*What this task involves*. Reproduce all records exactly.

*Materials provided*.
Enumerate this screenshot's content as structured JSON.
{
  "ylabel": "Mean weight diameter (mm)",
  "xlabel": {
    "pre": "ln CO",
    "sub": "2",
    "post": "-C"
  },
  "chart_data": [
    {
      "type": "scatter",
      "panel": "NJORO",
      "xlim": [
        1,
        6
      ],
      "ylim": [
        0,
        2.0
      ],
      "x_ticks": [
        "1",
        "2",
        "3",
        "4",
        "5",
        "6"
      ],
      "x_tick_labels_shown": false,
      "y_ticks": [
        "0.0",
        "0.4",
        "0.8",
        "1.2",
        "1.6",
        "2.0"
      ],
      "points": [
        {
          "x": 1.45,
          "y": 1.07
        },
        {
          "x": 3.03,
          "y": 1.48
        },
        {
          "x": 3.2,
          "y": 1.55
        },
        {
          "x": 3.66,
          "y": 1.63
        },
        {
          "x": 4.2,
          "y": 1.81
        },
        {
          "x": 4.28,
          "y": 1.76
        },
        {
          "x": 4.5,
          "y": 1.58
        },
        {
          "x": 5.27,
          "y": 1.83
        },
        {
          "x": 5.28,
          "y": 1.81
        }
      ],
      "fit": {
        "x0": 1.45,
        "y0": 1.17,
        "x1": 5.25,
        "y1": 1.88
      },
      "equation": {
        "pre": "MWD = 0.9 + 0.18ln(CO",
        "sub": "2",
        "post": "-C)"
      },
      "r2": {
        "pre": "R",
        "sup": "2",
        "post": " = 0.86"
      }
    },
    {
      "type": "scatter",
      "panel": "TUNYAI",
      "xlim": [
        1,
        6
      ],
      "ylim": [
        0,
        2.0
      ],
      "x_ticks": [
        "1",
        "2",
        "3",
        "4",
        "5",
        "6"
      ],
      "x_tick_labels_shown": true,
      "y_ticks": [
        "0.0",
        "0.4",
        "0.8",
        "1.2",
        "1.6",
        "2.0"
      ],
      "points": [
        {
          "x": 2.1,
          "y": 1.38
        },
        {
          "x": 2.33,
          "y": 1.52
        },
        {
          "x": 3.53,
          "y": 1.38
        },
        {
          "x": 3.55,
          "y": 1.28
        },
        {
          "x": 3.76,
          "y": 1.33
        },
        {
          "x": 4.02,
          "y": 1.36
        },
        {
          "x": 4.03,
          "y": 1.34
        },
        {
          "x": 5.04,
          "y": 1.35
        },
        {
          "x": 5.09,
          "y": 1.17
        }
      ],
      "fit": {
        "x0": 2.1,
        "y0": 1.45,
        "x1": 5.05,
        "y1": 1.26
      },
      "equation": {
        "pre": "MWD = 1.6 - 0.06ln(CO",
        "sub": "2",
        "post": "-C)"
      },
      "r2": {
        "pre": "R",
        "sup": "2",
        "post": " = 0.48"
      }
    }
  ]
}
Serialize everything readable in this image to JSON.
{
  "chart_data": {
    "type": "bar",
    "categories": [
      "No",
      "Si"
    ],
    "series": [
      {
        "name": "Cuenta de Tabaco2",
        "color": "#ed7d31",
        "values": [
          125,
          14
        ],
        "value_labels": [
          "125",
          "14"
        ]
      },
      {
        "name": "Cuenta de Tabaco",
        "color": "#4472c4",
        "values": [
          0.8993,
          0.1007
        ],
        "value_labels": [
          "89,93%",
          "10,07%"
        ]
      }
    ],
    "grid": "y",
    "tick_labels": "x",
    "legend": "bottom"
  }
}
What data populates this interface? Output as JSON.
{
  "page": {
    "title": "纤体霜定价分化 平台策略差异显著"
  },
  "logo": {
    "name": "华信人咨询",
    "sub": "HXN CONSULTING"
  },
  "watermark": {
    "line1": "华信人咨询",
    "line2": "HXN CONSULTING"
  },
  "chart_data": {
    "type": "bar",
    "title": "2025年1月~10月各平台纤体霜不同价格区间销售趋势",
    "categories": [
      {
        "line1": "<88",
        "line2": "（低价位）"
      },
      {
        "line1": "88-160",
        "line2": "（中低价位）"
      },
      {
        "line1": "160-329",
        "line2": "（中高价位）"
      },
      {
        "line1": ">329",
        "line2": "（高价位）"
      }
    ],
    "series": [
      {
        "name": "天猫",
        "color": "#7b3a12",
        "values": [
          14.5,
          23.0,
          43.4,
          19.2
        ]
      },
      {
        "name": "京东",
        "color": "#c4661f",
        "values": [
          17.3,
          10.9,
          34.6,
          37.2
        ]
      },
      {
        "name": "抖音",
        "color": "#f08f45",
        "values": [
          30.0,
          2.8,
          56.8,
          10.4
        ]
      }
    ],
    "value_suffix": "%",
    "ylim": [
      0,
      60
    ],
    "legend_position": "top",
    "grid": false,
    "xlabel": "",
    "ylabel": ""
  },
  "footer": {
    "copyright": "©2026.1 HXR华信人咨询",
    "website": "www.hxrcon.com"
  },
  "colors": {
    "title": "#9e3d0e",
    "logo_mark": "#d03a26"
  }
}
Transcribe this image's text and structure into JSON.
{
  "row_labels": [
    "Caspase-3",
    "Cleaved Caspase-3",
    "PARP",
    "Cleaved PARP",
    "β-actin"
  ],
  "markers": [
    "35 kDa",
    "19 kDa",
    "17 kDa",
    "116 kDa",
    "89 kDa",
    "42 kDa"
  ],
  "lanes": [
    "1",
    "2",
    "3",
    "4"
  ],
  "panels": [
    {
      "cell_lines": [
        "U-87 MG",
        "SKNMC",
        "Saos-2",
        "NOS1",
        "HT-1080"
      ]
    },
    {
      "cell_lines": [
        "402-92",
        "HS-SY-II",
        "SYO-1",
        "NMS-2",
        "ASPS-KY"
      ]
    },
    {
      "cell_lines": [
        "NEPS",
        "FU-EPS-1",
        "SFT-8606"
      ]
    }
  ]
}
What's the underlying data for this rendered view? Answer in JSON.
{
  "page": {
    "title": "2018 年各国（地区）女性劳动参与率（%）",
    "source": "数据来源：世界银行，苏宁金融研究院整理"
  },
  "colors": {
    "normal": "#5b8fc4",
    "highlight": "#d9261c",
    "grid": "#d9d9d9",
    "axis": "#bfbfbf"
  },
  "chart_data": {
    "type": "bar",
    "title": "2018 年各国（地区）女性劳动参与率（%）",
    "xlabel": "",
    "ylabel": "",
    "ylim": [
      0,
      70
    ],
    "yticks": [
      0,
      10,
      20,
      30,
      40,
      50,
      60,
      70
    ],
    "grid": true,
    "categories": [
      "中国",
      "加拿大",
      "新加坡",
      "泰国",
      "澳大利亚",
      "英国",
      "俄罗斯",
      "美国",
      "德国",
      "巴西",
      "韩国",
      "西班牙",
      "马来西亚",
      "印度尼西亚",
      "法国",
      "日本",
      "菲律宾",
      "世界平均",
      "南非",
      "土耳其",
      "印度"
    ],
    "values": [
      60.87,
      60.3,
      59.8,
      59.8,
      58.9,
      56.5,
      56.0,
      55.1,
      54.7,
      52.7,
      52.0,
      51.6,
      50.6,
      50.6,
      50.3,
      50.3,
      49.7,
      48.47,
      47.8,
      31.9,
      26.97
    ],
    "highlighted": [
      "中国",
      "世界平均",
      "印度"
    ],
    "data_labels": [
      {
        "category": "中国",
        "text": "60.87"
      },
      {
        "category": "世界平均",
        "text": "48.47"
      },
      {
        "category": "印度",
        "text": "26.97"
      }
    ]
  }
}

*Output*.
Enumerate this screenshot's content as structured JSON.
{
  "ylabel": "Mean weight diameter (mm)",
  "xlabel": {
    "pre": "ln CO",
    "sub": "2",
    "post": "-C"
  },
  "chart_data": [
    {
      "type": "scatter",
      "panel": "NJORO",
      "xlim": [
        1,
        6
      ],
      "ylim": [
        0,
        2.0
      ],
      "x_ticks": [
        "1",
        "2",
        "3",
        "4",
        "5",
        "6"
      ],
      "x_tick_labels_shown": false,
      "y_ticks": [
        "0.0",
        "0.4",
        "0.8",
        "1.2",
        "1.6",
        "2.0"
      ],
      "points": [
        {
          "x": 1.45,
          "y": 1.07
        },
        {
          "x": 3.03,
          "y": 1.48
        },
        {
          "x": 3.2,
          "y": 1.55
        },
        {
          "x": 3.66,
          "y": 1.63
        },
        {
          "x": 4.2,
          "y": 1.81
        },
        {
          "x": 4.28,
          "y": 1.76
        },
        {
          "x": 4.5,
          "y": 1.58
        },
        {
          "x": 5.27,
          "y": 1.83
        },
        {
          "x": 5.28,
          "y": 1.81
        }
      ],
      "fit": {
        "x0": 1.45,
        "y0": 1.17,
        "x1": 5.25,
        "y1": 1.88
      },
      "equation": {
        "pre": "MWD = 0.9 + 0.18ln(CO",
        "sub": "2",
        "post": "-C)"
      },
      "r2": {
        "pre": "R",
        "sup": "2",
        "post": " = 0.86"
      }
    },
    {
      "type": "scatter",
      "panel": "TUNYAI",
      "xlim": [
        1,
        6
      ],
      "ylim": [
        0,
        2.0
      ],
      "x_ticks": [
        "1",
        "2",
        "3",
        "4",
        "5",
        "6"
      ],
      "x_tick_labels_shown": true,
      "y_ticks": [
        "0.0",
        "0.4",
        "0.8",
        "1.2",
        "1.6",
        "2.0"
      ],
      "points": [
        {
          "x": 2.1,
          "y": 1.38
        },
        {
          "x": 2.33,
          "y": 1.52
        },
        {
          "x": 3.53,
          "y": 1.38
        },
        {
          "x": 3.55,
          "y": 1.28
        },
        {
          "x": 3.76,
          "y": 1.33
        },
        {
          "x": 4.02,
          "y": 1.36
        },
        {
          "x": 4.03,
          "y": 1.34
        },
        {
          "x": 5.04,
          "y": 1.35
        },
        {
          "x": 5.09,
          "y": 1.17
        }
      ],
      "fit": {
        "x0": 2.1,
        "y0": 1.45,
        "x1": 5.05,
        "y1": 1.26
      },
      "equation": {
        "pre": "MWD = 1.6 - 0.06ln(CO",
        "sub": "2",
        "post": "-C)"
      },
      "r2": {
        "pre": "R",
        "sup": "2",
        "post": " = 0.48"
      }
    }
  ]
}
Serialize everything readable in this image to JSON.
{
  "chart_data": {
    "type": "bar",
    "categories": [
      "No",
      "Si"
    ],
    "series": [
      {
        "name": "Cuenta de Tabaco2",
        "color": "#ed7d31",
        "values": [
          125,
          14
        ],
        "value_labels": [
          "125",
          "14"
        ]
      },
      {
        "name": "Cuenta de Tabaco",
        "color": "#4472c4",
        "values": [
          0.8993,
          0.1007
        ],
        "value_labels": [
          "89,93%",
          "10,07%"
        ]
      }
    ],
    "grid": "y",
    "tick_labels": "x",
    "legend": "bottom"
  }
}
What data populates this interface? Output as JSON.
{
  "page": {
    "title": "纤体霜定价分化 平台策略差异显著"
  },
  "logo": {
    "name": "华信人咨询",
    "sub": "HXN CONSULTING"
  },
  "watermark": {
    "line1": "华信人咨询",
    "line2": "HXN CONSULTING"
  },
  "chart_data": {
    "type": "bar",
    "title": "2025年1月~10月各平台纤体霜不同价格区间销售趋势",
    "categories": [
      {
        "line1": "<88",
        "line2": "（低价位）"
      },
      {
        "line1": "88-160",
        "line2": "（中低价位）"
      },
      {
        "line1": "160-329",
        "line2": "（中高价位）"
      },
      {
        "line1": ">329",
        "line2": "（高价位）"
      }
    ],
    "series": [
      {
        "name": "天猫",
        "color": "#7b3a12",
        "values": [
          14.5,
          23.0,
          43.4,
          19.2
        ]
      },
      {
        "name": "京东",
        "color": "#c4661f",
        "values": [
          17.3,
          10.9,
          34.6,
          37.2
        ]
      },
      {
        "name": "抖音",
        "color": "#f08f45",
        "values": [
          30.0,
          2.8,
          56.8,
          10.4
        ]
      }
    ],
    "value_suffix": "%",
    "ylim": [
      0,
      60
    ],
    "legend_position": "top",
    "grid": false,
    "xlabel": "",
    "ylabel": ""
  },
  "footer": {
    "copyright": "©2026.1 HXR华信人咨询",
    "website": "www.hxrcon.com"
  },
  "colors": {
    "title": "#9e3d0e",
    "logo_mark": "#d03a26"
  }
}
Transcribe this image's text and structure into JSON.
{
  "row_labels": [
    "Caspase-3",
    "Cleaved Caspase-3",
    "PARP",
    "Cleaved PARP",
    "β-actin"
  ],
  "markers": [
    "35 kDa",
    "19 kDa",
    "17 kDa",
    "116 kDa",
    "89 kDa",
    "42 kDa"
  ],
  "lanes": [
    "1",
    "2",
    "3",
    "4"
  ],
  "panels": [
    {
      "cell_lines": [
        "U-87 MG",
        "SKNMC",
        "Saos-2",
        "NOS1",
        "HT-1080"
      ]
    },
    {
      "cell_lines": [
        "402-92",
        "HS-SY-II",
        "SYO-1",
        "NMS-2",
        "ASPS-KY"
      ]
    },
    {
      "cell_lines": [
        "NEPS",
        "FU-EPS-1",
        "SFT-8606"
      ]
    }
  ]
}
What's the underlying data for this rendered view? Answer in JSON.
{
  "page": {
    "title": "2018 年各国（地区）女性劳动参与率（%）",
    "source": "数据来源：世界银行，苏宁金融研究院整理"
  },
  "colors": {
    "normal": "#5b8fc4",
    "highlight": "#d9261c",
    "grid": "#d9d9d9",
    "axis": "#bfbfbf"
  },
  "chart_data": {
    "type": "bar",
    "title": "2018 年各国（地区）女性劳动参与率（%）",
    "xlabel": "",
    "ylabel": "",
    "ylim": [
      0,
      70
    ],
    "yticks": [
      0,
      10,
      20,
      30,
      40,
      50,
      60,
      70
    ],
    "grid": true,
    "categories": [
      "中国",
      "加拿大",
      "新加坡",
      "泰国",
      "澳大利亚",
      "英国",
      "俄罗斯",
      "美国",
      "德国",
      "巴西",
      "韩国",
      "西班牙",
      "马来西亚",
      "印度尼西亚",
      "法国",
      "日本",
      "菲律宾",
      "世界平均",
      "南非",
      "土耳其",
      "印度"
    ],
    "values": [
      60.87,
      60.3,
      59.8,
      59.8,
      58.9,
      56.5,
      56.0,
      55.1,
      54.7,
      52.7,
      52.0,
      51.6,
      50.6,
      50.6,
      50.3,
      50.3,
      49.7,
      48.47,
      47.8,
      31.9,
      26.97
    ],
    "highlighted": [
      "中国",
      "世界平均",
      "印度"
    ],
    "data_labels": [
      {
        "category": "中国",
        "text": "60.87"
      },
      {
        "category": "世界平均",
        "text": "48.47"
      },
      {
        "category": "印度",
        "text": "26.97"
      }
    ]
  }
}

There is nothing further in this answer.